WHAT NEEDS TO BE DONE:
How many lines of the records below contain the word "سليمان"? Answer with the number alone.

[Raw records]
────────────────────
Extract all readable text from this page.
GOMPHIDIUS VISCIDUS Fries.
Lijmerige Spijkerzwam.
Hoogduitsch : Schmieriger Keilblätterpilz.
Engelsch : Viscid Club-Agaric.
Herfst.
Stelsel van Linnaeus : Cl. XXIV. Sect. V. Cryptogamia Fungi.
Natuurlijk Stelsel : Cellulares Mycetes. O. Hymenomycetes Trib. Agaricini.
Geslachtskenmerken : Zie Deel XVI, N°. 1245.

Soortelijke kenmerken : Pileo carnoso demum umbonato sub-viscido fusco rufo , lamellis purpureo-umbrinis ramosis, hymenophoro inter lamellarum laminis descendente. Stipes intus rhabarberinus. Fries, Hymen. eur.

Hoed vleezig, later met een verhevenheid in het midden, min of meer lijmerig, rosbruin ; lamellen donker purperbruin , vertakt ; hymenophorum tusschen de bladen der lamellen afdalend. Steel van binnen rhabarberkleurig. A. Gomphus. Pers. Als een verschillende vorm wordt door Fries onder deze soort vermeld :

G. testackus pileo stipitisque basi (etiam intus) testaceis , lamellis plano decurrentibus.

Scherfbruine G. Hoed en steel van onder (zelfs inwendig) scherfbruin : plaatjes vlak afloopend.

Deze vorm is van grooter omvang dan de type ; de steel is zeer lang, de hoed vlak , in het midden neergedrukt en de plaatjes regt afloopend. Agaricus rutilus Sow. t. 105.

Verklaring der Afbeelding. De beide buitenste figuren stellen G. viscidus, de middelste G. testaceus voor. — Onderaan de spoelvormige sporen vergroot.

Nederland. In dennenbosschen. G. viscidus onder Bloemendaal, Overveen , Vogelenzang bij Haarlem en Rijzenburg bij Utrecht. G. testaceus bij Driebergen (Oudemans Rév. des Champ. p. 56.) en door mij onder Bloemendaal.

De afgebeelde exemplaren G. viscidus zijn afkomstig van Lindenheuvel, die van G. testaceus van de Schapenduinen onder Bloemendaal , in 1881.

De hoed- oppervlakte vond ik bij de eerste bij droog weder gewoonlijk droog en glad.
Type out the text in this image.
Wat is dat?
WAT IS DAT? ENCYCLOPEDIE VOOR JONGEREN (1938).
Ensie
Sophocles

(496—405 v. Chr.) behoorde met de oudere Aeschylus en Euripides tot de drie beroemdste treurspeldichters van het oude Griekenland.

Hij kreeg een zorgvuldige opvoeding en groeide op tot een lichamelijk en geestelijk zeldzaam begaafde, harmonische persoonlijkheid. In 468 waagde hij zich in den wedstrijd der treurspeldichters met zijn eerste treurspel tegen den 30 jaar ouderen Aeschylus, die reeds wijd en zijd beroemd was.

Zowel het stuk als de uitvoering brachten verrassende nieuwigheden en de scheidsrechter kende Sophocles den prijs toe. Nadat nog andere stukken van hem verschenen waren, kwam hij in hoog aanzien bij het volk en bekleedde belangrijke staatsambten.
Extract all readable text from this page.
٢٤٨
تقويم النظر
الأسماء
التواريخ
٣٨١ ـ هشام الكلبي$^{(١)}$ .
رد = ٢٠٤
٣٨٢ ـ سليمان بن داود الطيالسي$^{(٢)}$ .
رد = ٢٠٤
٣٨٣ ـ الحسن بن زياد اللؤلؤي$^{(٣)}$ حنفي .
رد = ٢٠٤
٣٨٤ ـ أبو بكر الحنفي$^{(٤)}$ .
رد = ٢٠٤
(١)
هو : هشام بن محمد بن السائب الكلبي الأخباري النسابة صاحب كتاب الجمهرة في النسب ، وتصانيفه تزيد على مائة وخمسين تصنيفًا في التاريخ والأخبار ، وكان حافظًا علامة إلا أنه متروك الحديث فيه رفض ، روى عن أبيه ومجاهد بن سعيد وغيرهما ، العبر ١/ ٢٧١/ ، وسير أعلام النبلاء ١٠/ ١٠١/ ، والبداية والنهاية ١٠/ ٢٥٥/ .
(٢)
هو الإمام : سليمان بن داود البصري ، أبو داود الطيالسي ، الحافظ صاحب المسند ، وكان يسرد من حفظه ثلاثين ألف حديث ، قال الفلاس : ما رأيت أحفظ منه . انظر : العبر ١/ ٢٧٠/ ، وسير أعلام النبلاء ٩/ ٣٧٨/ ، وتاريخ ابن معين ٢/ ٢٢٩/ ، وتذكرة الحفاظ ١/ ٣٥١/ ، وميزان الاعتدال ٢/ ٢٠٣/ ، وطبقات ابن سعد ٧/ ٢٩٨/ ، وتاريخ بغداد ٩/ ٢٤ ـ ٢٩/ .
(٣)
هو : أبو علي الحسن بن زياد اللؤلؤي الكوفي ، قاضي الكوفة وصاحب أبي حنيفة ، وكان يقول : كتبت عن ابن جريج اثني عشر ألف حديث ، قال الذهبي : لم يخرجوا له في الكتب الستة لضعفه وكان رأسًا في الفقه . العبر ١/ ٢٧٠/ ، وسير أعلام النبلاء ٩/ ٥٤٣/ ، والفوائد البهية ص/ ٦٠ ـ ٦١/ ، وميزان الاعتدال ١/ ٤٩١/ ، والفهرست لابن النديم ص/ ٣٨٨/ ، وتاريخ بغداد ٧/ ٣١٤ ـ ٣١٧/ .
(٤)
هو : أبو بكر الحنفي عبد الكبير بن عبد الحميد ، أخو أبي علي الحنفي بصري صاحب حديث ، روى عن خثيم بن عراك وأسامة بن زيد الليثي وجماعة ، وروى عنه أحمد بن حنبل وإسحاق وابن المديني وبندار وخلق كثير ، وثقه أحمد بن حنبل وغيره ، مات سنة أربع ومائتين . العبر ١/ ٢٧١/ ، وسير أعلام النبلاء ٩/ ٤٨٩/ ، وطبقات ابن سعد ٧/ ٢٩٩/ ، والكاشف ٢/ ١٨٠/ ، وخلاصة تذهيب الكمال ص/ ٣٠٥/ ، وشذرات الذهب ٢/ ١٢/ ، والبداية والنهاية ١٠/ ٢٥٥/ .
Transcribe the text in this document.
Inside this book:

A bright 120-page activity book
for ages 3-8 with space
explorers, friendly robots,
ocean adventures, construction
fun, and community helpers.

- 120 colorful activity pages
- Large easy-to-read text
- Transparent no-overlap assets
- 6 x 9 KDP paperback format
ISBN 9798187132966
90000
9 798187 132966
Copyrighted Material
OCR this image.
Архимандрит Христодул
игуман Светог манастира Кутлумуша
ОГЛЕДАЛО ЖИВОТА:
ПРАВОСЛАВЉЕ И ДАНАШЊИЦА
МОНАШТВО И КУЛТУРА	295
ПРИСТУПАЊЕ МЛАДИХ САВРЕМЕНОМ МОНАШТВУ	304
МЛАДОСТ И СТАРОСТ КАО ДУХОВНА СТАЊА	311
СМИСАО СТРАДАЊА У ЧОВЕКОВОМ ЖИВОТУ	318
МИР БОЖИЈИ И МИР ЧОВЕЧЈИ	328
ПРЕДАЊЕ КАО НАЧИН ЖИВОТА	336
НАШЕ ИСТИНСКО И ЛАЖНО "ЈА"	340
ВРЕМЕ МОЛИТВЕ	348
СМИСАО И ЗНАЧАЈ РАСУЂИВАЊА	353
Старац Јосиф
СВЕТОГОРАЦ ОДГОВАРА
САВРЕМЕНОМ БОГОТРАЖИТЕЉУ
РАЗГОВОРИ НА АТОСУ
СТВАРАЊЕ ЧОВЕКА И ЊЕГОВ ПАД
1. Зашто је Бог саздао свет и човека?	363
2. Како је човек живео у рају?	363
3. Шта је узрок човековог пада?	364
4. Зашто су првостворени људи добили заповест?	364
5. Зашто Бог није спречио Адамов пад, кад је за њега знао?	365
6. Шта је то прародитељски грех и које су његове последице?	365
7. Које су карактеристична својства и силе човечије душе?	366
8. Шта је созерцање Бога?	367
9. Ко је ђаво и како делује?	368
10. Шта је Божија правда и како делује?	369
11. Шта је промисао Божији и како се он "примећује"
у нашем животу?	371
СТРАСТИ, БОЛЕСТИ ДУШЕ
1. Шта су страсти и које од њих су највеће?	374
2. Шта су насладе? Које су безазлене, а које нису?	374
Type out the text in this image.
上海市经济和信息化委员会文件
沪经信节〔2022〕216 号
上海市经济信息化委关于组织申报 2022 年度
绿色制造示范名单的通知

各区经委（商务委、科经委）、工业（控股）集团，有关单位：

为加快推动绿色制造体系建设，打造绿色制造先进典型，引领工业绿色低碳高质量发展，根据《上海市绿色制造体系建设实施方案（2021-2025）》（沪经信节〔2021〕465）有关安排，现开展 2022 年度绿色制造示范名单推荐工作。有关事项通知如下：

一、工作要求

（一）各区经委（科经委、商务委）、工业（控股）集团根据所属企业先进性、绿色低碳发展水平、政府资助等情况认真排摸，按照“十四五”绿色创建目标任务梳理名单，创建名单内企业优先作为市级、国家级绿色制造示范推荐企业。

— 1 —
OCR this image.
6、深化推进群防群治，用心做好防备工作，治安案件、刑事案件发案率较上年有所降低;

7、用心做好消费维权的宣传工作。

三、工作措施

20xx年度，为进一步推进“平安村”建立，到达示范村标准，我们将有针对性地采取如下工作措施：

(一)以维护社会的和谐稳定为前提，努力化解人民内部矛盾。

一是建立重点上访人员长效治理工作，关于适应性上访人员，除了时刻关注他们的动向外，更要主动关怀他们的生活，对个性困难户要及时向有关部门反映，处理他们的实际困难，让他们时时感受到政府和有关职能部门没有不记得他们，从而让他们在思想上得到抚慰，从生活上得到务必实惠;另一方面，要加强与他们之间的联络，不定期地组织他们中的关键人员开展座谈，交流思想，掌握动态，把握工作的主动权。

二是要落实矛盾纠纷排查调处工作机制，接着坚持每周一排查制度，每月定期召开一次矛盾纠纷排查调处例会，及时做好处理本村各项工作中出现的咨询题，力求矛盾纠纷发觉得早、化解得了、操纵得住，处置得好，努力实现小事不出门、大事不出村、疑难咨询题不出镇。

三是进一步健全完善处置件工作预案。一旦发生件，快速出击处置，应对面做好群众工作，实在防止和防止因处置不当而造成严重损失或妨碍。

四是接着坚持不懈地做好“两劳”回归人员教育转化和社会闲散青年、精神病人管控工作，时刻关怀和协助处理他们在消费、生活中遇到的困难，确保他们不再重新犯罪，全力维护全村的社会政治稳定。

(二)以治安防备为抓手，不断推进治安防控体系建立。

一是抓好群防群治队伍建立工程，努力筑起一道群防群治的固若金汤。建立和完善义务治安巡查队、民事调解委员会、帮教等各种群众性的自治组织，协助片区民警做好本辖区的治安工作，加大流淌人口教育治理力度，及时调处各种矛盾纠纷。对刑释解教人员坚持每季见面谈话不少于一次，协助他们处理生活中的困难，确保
────────────────────
WORKED ANSWER:
2